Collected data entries

--- start ---

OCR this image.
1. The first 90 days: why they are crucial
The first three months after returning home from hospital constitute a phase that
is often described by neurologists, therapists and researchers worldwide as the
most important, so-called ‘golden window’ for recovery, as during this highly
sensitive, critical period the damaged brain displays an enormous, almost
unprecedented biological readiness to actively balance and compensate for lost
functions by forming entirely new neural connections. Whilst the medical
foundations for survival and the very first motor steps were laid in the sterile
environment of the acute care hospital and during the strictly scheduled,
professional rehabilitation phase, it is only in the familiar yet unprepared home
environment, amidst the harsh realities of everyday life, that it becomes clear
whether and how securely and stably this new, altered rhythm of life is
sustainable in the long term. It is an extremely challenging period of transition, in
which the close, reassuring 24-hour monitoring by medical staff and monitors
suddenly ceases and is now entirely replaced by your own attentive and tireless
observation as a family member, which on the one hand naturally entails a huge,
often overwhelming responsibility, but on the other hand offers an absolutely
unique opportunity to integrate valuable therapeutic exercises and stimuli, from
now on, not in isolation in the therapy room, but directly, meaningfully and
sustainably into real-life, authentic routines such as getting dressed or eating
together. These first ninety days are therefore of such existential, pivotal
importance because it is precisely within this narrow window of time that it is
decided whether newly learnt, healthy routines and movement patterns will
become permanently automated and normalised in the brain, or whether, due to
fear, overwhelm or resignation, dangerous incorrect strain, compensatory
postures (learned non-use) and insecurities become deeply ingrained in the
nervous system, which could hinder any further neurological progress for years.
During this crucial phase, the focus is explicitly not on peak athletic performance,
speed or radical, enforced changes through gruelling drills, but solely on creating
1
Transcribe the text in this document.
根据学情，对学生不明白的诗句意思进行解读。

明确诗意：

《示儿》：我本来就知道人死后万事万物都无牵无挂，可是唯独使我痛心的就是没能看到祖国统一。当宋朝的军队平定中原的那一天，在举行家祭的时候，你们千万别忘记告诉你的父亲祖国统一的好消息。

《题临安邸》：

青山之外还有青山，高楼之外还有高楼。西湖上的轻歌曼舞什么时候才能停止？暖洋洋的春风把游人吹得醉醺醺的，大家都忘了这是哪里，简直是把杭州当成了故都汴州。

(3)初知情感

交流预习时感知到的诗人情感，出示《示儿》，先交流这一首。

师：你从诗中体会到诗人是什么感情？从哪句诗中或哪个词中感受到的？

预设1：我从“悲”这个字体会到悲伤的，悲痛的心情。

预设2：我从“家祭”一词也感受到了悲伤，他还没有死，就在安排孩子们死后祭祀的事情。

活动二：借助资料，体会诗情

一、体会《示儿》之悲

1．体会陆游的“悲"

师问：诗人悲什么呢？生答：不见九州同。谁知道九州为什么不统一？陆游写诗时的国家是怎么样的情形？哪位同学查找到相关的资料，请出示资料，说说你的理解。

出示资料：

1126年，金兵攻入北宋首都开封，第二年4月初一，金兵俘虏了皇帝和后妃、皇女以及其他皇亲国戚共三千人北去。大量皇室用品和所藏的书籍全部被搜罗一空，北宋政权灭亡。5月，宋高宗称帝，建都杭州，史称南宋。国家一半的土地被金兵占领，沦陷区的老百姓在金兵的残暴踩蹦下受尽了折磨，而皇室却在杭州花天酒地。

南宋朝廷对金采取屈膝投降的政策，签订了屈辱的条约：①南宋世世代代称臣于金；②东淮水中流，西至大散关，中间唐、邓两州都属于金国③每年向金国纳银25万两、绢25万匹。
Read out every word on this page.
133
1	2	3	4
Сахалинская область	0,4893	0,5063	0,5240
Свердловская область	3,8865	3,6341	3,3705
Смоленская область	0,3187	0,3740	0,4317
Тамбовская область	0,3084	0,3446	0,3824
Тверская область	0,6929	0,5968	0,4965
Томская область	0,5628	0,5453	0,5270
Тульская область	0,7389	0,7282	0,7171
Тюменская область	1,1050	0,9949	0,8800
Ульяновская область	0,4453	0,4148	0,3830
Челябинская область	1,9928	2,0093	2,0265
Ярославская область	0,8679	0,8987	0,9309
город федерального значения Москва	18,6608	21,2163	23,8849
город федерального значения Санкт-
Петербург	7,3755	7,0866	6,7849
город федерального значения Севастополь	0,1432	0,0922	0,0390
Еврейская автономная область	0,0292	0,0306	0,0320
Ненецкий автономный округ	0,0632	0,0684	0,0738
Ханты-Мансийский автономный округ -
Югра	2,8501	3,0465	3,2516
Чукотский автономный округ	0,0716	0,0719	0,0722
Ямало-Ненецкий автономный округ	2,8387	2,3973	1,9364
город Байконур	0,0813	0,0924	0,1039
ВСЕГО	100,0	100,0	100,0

--- end ---

(TASK TO COMPLETE): Repeat each of the entries above precisely as given.

(TASK RESPONSE):
OCR this image.
1. The first 90 days: why they are crucial
The first three months after returning home from hospital constitute a phase that
is often described by neurologists, therapists and researchers worldwide as the
most important, so-called ‘golden window’ for recovery, as during this highly
sensitive, critical period the damaged brain displays an enormous, almost
unprecedented biological readiness to actively balance and compensate for lost
functions by forming entirely new neural connections. Whilst the medical
foundations for survival and the very first motor steps were laid in the sterile
environment of the acute care hospital and during the strictly scheduled,
professional rehabilitation phase, it is only in the familiar yet unprepared home
environment, amidst the harsh realities of everyday life, that it becomes clear
whether and how securely and stably this new, altered rhythm of life is
sustainable in the long term. It is an extremely challenging period of transition, in
which the close, reassuring 24-hour monitoring by medical staff and monitors
suddenly ceases and is now entirely replaced by your own attentive and tireless
observation as a family member, which on the one hand naturally entails a huge,
often overwhelming responsibility, but on the other hand offers an absolutely
unique opportunity to integrate valuable therapeutic exercises and stimuli, from
now on, not in isolation in the therapy room, but directly, meaningfully and
sustainably into real-life, authentic routines such as getting dressed or eating
together. These first ninety days are therefore of such existential, pivotal
importance because it is precisely within this narrow window of time that it is
decided whether newly learnt, healthy routines and movement patterns will
become permanently automated and normalised in the brain, or whether, due to
fear, overwhelm or resignation, dangerous incorrect strain, compensatory
postures (learned non-use) and insecurities become deeply ingrained in the
nervous system, which could hinder any further neurological progress for years.
During this crucial phase, the focus is explicitly not on peak athletic performance,
speed or radical, enforced changes through gruelling drills, but solely on creating
1
Transcribe the text in this document.
根据学情，对学生不明白的诗句意思进行解读。

明确诗意：

《示儿》：我本来就知道人死后万事万物都无牵无挂，可是唯独使我痛心的就是没能看到祖国统一。当宋朝的军队平定中原的那一天，在举行家祭的时候，你们千万别忘记告诉你的父亲祖国统一的好消息。

《题临安邸》：

青山之外还有青山，高楼之外还有高楼。西湖上的轻歌曼舞什么时候才能停止？暖洋洋的春风把游人吹得醉醺醺的，大家都忘了这是哪里，简直是把杭州当成了故都汴州。

(3)初知情感

交流预习时感知到的诗人情感，出示《示儿》，先交流这一首。

师：你从诗中体会到诗人是什么感情？从哪句诗中或哪个词中感受到的？

预设1：我从“悲”这个字体会到悲伤的，悲痛的心情。

预设2：我从“家祭”一词也感受到了悲伤，他还没有死，就在安排孩子们死后祭祀的事情。

活动二：借助资料，体会诗情

一、体会《示儿》之悲

1．体会陆游的“悲"

师问：诗人悲什么呢？生答：不见九州同。谁知道九州为什么不统一？陆游写诗时的国家是怎么样的情形？哪位同学查找到相关的资料，请出示资料，说说你的理解。

出示资料：

1126年，金兵攻入北宋首都开封，第二年4月初一，金兵俘虏了皇帝和后妃、皇女以及其他皇亲国戚共三千人北去。大量皇室用品和所藏的书籍全部被搜罗一空，北宋政权灭亡。5月，宋高宗称帝，建都杭州，史称南宋。国家一半的土地被金兵占领，沦陷区的老百姓在金兵的残暴踩蹦下受尽了折磨，而皇室却在杭州花天酒地。

南宋朝廷对金采取屈膝投降的政策，签订了屈辱的条约：①南宋世世代代称臣于金；②东淮水中流，西至大散关，中间唐、邓两州都属于金国③每年向金国纳银25万两、绢25万匹。
Read out every word on this page.
133
1	2	3	4
Сахалинская область	0,4893	0,5063	0,5240
Свердловская область	3,8865	3,6341	3,3705
Смоленская область	0,3187	0,3740	0,4317
Тамбовская область	0,3084	0,3446	0,3824
Тверская область	0,6929	0,5968	0,4965
Томская область	0,5628	0,5453	0,5270
Тульская область	0,7389	0,7282	0,7171
Тюменская область	1,1050	0,9949	0,8800
Ульяновская область	0,4453	0,4148	0,3830
Челябинская область	1,9928	2,0093	2,0265
Ярославская область	0,8679	0,8987	0,9309
город федерального значения Москва	18,6608	21,2163	23,8849
город федерального значения Санкт-
Петербург	7,3755	7,0866	6,7849
город федерального значения Севастополь	0,1432	0,0922	0,0390
Еврейская автономная область	0,0292	0,0306	0,0320
Ненецкий автономный округ	0,0632	0,0684	0,0738
Ханты-Мансийский автономный округ -
Югра	2,8501	3,0465	3,2516
Чукотский автономный округ	0,0716	0,0719	0,0722
Ямало-Ненецкий автономный округ	2,8387	2,3973	1,9364
город Байконур	0,0813	0,0924	0,1039
ВСЕГО	100,0	100,0	100,0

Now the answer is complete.